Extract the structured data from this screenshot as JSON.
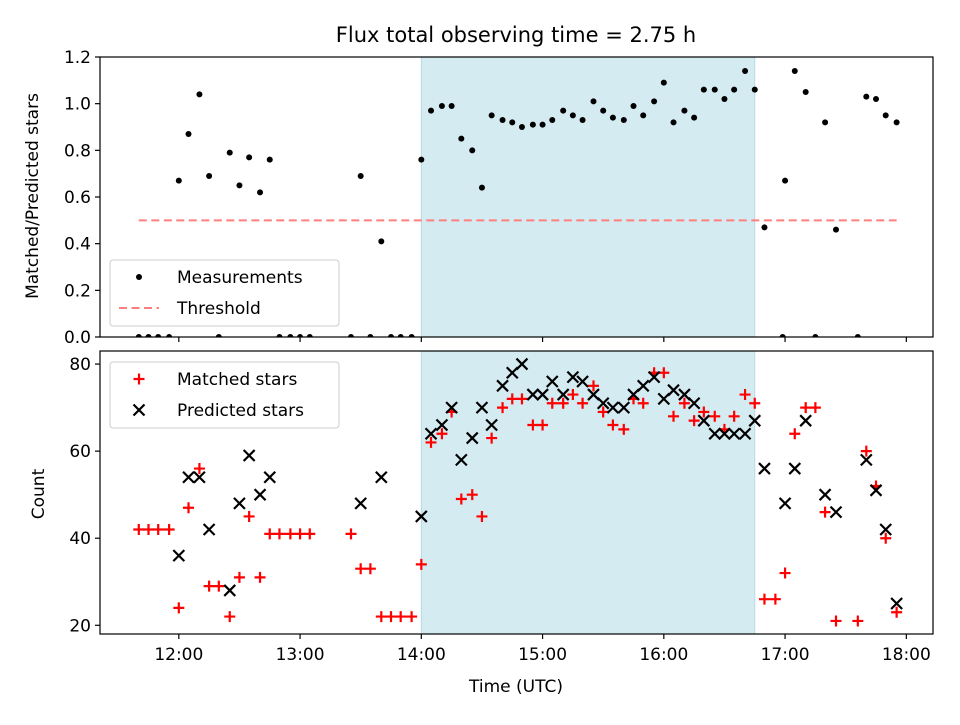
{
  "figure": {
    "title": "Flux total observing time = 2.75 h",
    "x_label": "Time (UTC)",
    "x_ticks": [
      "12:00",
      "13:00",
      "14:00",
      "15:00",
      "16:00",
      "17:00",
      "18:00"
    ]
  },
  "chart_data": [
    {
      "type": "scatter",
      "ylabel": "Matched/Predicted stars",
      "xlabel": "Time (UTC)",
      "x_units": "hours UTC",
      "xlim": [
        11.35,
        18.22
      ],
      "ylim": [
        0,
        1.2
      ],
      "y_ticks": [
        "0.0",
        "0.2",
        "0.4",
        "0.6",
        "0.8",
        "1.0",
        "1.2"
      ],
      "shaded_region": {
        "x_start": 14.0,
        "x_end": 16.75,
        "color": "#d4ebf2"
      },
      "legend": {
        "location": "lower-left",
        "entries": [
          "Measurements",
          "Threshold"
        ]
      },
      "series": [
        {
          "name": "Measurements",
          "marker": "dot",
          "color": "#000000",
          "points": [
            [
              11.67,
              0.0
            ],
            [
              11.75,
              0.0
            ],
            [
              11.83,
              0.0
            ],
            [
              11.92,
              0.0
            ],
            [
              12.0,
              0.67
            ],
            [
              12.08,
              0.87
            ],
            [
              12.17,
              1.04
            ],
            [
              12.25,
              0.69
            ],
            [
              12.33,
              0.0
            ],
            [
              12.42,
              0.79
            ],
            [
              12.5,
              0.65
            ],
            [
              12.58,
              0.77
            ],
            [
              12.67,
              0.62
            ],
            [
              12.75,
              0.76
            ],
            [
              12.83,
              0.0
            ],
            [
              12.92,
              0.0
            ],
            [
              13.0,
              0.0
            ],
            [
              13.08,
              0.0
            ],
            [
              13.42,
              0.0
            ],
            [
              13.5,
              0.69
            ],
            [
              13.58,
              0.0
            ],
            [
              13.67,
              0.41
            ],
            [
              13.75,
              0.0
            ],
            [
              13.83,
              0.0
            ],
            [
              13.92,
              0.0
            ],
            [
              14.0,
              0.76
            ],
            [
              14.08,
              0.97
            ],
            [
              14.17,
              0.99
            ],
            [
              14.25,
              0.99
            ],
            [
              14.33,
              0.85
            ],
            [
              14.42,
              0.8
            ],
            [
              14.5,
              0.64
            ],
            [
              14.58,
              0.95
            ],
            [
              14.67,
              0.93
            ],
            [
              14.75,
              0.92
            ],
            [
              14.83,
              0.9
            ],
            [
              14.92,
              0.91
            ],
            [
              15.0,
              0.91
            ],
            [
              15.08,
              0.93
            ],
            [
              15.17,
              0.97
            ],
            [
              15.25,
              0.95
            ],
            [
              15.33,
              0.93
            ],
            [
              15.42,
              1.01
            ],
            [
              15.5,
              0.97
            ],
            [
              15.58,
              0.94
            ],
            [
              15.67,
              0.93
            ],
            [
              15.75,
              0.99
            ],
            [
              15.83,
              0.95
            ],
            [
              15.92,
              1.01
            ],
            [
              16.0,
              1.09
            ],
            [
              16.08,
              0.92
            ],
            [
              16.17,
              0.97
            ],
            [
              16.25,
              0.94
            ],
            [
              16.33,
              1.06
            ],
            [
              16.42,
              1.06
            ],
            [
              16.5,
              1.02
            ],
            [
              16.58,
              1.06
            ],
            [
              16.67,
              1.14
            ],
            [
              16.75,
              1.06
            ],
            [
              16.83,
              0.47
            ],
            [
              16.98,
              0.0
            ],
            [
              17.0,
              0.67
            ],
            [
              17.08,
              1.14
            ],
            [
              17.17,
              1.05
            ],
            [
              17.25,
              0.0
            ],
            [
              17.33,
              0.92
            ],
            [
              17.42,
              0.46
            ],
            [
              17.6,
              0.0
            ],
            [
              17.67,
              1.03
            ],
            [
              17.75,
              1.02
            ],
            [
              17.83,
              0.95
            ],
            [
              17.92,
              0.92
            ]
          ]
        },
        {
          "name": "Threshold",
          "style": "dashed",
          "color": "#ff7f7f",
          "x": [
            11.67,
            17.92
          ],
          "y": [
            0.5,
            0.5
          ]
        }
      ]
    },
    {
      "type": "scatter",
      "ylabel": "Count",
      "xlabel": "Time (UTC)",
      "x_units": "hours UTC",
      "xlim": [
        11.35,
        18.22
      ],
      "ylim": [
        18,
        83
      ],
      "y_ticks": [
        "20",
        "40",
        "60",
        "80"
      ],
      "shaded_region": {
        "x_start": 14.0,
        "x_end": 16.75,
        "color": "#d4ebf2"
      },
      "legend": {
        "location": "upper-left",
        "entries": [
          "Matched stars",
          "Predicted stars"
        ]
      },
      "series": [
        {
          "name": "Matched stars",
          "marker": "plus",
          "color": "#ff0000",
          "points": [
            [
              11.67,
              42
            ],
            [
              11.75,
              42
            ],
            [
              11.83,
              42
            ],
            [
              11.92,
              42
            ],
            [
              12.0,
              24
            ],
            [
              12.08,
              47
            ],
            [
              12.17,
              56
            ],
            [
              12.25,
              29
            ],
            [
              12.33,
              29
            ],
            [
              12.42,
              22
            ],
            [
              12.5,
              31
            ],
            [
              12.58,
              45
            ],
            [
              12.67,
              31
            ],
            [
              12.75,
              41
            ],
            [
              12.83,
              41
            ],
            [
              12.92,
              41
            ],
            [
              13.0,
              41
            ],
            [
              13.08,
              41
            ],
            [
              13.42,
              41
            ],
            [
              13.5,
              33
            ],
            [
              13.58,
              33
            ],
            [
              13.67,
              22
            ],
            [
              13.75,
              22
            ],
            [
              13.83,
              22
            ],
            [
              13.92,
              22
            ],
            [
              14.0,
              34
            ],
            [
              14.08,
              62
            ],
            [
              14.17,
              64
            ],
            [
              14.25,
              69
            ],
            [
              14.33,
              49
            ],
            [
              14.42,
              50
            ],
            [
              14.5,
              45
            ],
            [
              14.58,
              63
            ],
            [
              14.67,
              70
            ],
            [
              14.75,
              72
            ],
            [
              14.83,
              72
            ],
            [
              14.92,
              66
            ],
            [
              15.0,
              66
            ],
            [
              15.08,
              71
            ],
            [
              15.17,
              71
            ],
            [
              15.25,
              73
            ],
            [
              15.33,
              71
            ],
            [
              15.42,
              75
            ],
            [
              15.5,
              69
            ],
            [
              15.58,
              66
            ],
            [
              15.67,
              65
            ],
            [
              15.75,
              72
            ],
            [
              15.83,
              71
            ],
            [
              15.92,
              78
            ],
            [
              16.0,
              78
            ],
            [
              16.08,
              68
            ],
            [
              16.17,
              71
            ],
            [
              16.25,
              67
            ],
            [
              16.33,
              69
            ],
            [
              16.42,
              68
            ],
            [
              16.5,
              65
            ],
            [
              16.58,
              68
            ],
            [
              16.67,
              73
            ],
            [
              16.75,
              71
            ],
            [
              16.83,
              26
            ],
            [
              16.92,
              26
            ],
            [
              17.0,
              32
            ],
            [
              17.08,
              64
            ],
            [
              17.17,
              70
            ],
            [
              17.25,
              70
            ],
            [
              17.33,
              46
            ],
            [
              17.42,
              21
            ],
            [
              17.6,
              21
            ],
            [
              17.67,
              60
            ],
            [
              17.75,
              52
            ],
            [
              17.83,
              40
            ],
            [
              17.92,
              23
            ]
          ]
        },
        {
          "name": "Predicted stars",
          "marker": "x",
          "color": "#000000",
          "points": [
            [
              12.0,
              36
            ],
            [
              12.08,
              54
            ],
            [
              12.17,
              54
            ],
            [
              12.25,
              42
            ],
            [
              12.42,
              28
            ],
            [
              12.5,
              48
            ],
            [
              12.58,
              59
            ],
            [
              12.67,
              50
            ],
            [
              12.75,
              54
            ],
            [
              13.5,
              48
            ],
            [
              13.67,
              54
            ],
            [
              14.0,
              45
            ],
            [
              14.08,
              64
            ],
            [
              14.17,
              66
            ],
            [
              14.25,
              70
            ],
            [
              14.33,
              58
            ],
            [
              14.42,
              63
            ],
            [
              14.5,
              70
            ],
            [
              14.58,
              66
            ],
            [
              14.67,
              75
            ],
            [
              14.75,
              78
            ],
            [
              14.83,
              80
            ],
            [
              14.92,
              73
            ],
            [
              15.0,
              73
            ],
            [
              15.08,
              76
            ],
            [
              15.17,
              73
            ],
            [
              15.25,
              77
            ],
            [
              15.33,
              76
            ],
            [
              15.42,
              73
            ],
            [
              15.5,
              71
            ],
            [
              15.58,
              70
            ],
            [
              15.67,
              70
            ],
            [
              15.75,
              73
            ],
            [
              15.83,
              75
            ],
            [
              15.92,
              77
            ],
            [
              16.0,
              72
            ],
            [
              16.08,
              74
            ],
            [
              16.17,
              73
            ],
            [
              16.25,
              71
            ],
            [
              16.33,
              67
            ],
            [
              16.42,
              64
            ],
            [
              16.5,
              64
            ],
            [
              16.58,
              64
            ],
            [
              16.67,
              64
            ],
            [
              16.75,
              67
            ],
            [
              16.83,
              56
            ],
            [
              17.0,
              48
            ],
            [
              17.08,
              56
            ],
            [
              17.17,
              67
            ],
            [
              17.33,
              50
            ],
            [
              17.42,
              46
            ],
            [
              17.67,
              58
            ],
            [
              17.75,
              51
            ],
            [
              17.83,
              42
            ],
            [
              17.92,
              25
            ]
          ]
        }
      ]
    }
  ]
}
• • •
### Short exercise:
Scan the material above for the string "left" and return the lines that hold it.

### The result:
        "location": "lower-left",
        "location": "upper-left",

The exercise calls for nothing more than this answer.